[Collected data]
■ ■ ■ ■ ■ ■ ■

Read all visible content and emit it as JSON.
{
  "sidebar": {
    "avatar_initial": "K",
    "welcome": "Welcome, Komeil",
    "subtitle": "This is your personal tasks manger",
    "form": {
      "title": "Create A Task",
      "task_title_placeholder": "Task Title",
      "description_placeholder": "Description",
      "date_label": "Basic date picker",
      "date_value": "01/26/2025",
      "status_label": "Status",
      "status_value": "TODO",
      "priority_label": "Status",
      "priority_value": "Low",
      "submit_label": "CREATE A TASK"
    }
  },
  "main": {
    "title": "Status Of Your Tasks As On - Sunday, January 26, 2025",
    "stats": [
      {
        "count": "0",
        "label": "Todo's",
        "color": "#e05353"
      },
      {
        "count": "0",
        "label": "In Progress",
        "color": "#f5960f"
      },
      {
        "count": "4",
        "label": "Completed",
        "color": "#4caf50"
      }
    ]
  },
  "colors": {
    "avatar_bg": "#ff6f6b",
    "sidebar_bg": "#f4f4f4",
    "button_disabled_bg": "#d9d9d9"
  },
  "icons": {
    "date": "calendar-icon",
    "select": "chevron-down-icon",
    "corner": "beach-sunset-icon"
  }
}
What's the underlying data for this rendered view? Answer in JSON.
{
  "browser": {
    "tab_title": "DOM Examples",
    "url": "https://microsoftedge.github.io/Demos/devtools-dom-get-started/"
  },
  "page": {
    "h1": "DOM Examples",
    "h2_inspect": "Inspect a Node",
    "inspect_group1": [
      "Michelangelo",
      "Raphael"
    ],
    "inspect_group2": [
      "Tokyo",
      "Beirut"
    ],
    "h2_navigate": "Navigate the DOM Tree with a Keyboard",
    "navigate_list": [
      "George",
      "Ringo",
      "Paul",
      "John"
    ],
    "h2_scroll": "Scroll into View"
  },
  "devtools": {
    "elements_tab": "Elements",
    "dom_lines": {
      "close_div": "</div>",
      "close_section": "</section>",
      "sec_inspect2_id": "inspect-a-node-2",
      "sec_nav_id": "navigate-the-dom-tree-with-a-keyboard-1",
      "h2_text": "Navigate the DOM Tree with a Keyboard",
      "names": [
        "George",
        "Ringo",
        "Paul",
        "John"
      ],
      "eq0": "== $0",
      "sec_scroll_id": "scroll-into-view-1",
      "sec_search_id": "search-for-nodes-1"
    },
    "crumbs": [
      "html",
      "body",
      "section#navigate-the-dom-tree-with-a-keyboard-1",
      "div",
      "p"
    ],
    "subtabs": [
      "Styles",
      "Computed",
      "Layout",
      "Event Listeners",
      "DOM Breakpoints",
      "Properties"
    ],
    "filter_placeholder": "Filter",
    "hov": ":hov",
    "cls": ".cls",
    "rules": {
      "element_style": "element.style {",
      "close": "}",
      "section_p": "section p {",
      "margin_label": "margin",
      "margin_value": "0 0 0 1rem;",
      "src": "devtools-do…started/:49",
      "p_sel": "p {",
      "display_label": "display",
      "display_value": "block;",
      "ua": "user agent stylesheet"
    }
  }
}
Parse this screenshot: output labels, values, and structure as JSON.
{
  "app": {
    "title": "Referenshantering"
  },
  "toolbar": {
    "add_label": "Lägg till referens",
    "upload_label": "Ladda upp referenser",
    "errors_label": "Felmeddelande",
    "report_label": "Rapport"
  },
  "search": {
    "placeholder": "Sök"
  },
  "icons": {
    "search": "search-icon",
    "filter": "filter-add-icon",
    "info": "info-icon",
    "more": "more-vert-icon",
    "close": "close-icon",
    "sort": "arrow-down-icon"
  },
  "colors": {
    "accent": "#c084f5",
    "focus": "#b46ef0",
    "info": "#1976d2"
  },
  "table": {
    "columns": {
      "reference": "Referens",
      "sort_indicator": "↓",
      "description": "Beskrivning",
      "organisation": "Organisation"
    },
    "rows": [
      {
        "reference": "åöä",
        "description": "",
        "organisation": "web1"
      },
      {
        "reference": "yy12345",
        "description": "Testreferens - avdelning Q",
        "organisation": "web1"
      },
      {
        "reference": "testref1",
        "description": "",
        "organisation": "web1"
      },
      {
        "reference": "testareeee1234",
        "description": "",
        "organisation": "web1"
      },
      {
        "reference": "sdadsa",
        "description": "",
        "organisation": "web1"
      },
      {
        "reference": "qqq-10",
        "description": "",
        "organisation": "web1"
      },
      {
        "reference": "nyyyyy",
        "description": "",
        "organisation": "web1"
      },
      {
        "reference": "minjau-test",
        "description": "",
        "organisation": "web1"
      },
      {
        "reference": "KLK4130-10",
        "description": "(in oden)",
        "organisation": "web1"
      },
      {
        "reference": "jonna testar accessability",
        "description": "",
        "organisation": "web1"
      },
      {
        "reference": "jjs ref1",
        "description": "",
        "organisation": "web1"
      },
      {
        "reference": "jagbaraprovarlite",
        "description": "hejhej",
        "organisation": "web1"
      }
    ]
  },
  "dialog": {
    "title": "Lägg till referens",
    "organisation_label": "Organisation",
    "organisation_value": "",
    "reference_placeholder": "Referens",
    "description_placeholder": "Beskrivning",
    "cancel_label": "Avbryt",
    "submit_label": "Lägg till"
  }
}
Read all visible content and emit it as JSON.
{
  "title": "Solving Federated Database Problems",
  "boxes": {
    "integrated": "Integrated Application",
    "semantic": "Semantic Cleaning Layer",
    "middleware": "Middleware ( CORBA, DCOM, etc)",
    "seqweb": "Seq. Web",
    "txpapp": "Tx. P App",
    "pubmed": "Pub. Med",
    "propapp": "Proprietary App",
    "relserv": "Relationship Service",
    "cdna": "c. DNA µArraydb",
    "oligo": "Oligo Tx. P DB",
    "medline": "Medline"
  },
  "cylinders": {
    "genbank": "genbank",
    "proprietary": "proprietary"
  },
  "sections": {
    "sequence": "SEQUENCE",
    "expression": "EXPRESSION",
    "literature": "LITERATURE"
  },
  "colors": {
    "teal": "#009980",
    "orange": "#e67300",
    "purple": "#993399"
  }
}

■ ■ ■ ■ ■ ■ ■

## What you will do
Word for word, extract all the records.

## Reply
Read all visible content and emit it as JSON.
{
  "sidebar": {
    "avatar_initial": "K",
    "welcome": "Welcome, Komeil",
    "subtitle": "This is your personal tasks manger",
    "form": {
      "title": "Create A Task",
      "task_title_placeholder": "Task Title",
      "description_placeholder": "Description",
      "date_label": "Basic date picker",
      "date_value": "01/26/2025",
      "status_label": "Status",
      "status_value": "TODO",
      "priority_label": "Status",
      "priority_value": "Low",
      "submit_label": "CREATE A TASK"
    }
  },
  "main": {
    "title": "Status Of Your Tasks As On - Sunday, January 26, 2025",
    "stats": [
      {
        "count": "0",
        "label": "Todo's",
        "color": "#e05353"
      },
      {
        "count": "0",
        "label": "In Progress",
        "color": "#f5960f"
      },
      {
        "count": "4",
        "label": "Completed",
        "color": "#4caf50"
      }
    ]
  },
  "colors": {
    "avatar_bg": "#ff6f6b",
    "sidebar_bg": "#f4f4f4",
    "button_disabled_bg": "#d9d9d9"
  },
  "icons": {
    "date": "calendar-icon",
    "select": "chevron-down-icon",
    "corner": "beach-sunset-icon"
  }
}
What's the underlying data for this rendered view? Answer in JSON.
{
  "browser": {
    "tab_title": "DOM Examples",
    "url": "https://microsoftedge.github.io/Demos/devtools-dom-get-started/"
  },
  "page": {
    "h1": "DOM Examples",
    "h2_inspect": "Inspect a Node",
    "inspect_group1": [
      "Michelangelo",
      "Raphael"
    ],
    "inspect_group2": [
      "Tokyo",
      "Beirut"
    ],
    "h2_navigate": "Navigate the DOM Tree with a Keyboard",
    "navigate_list": [
      "George",
      "Ringo",
      "Paul",
      "John"
    ],
    "h2_scroll": "Scroll into View"
  },
  "devtools": {
    "elements_tab": "Elements",
    "dom_lines": {
      "close_div": "</div>",
      "close_section": "</section>",
      "sec_inspect2_id": "inspect-a-node-2",
      "sec_nav_id": "navigate-the-dom-tree-with-a-keyboard-1",
      "h2_text": "Navigate the DOM Tree with a Keyboard",
      "names": [
        "George",
        "Ringo",
        "Paul",
        "John"
      ],
      "eq0": "== $0",
      "sec_scroll_id": "scroll-into-view-1",
      "sec_search_id": "search-for-nodes-1"
    },
    "crumbs": [
      "html",
      "body",
      "section#navigate-the-dom-tree-with-a-keyboard-1",
      "div",
      "p"
    ],
    "subtabs": [
      "Styles",
      "Computed",
      "Layout",
      "Event Listeners",
      "DOM Breakpoints",
      "Properties"
    ],
    "filter_placeholder": "Filter",
    "hov": ":hov",
    "cls": ".cls",
    "rules": {
      "element_style": "element.style {",
      "close": "}",
      "section_p": "section p {",
      "margin_label": "margin",
      "margin_value": "0 0 0 1rem;",
      "src": "devtools-do…started/:49",
      "p_sel": "p {",
      "display_label": "display",
      "display_value": "block;",
      "ua": "user agent stylesheet"
    }
  }
}
Parse this screenshot: output labels, values, and structure as JSON.
{
  "app": {
    "title": "Referenshantering"
  },
  "toolbar": {
    "add_label": "Lägg till referens",
    "upload_label": "Ladda upp referenser",
    "errors_label": "Felmeddelande",
    "report_label": "Rapport"
  },
  "search": {
    "placeholder": "Sök"
  },
  "icons": {
    "search": "search-icon",
    "filter": "filter-add-icon",
    "info": "info-icon",
    "more": "more-vert-icon",
    "close": "close-icon",
    "sort": "arrow-down-icon"
  },
  "colors": {
    "accent": "#c084f5",
    "focus": "#b46ef0",
    "info": "#1976d2"
  },
  "table": {
    "columns": {
      "reference": "Referens",
      "sort_indicator": "↓",
      "description": "Beskrivning",
      "organisation": "Organisation"
    },
    "rows": [
      {
        "reference": "åöä",
        "description": "",
        "organisation": "web1"
      },
      {
        "reference": "yy12345",
        "description": "Testreferens - avdelning Q",
        "organisation": "web1"
      },
      {
        "reference": "testref1",
        "description": "",
        "organisation": "web1"
      },
      {
        "reference": "testareeee1234",
        "description": "",
        "organisation": "web1"
      },
      {
        "reference": "sdadsa",
        "description": "",
        "organisation": "web1"
      },
      {
        "reference": "qqq-10",
        "description": "",
        "organisation": "web1"
      },
      {
        "reference": "nyyyyy",
        "description": "",
        "organisation": "web1"
      },
      {
        "reference": "minjau-test",
        "description": "",
        "organisation": "web1"
      },
      {
        "reference": "KLK4130-10",
        "description": "(in oden)",
        "organisation": "web1"
      },
      {
        "reference": "jonna testar accessability",
        "description": "",
        "organisation": "web1"
      },
      {
        "reference": "jjs ref1",
        "description": "",
        "organisation": "web1"
      },
      {
        "reference": "jagbaraprovarlite",
        "description": "hejhej",
        "organisation": "web1"
      }
    ]
  },
  "dialog": {
    "title": "Lägg till referens",
    "organisation_label": "Organisation",
    "organisation_value": "",
    "reference_placeholder": "Referens",
    "description_placeholder": "Beskrivning",
    "cancel_label": "Avbryt",
    "submit_label": "Lägg till"
  }
}
Read all visible content and emit it as JSON.
{
  "title": "Solving Federated Database Problems",
  "boxes": {
    "integrated": "Integrated Application",
    "semantic": "Semantic Cleaning Layer",
    "middleware": "Middleware ( CORBA, DCOM, etc)",
    "seqweb": "Seq. Web",
    "txpapp": "Tx. P App",
    "pubmed": "Pub. Med",
    "propapp": "Proprietary App",
    "relserv": "Relationship Service",
    "cdna": "c. DNA µArraydb",
    "oligo": "Oligo Tx. P DB",
    "medline": "Medline"
  },
  "cylinders": {
    "genbank": "genbank",
    "proprietary": "proprietary"
  },
  "sections": {
    "sequence": "SEQUENCE",
    "expression": "EXPRESSION",
    "literature": "LITERATURE"
  },
  "colors": {
    "teal": "#009980",
    "orange": "#e67300",
    "purple": "#993399"
  }
}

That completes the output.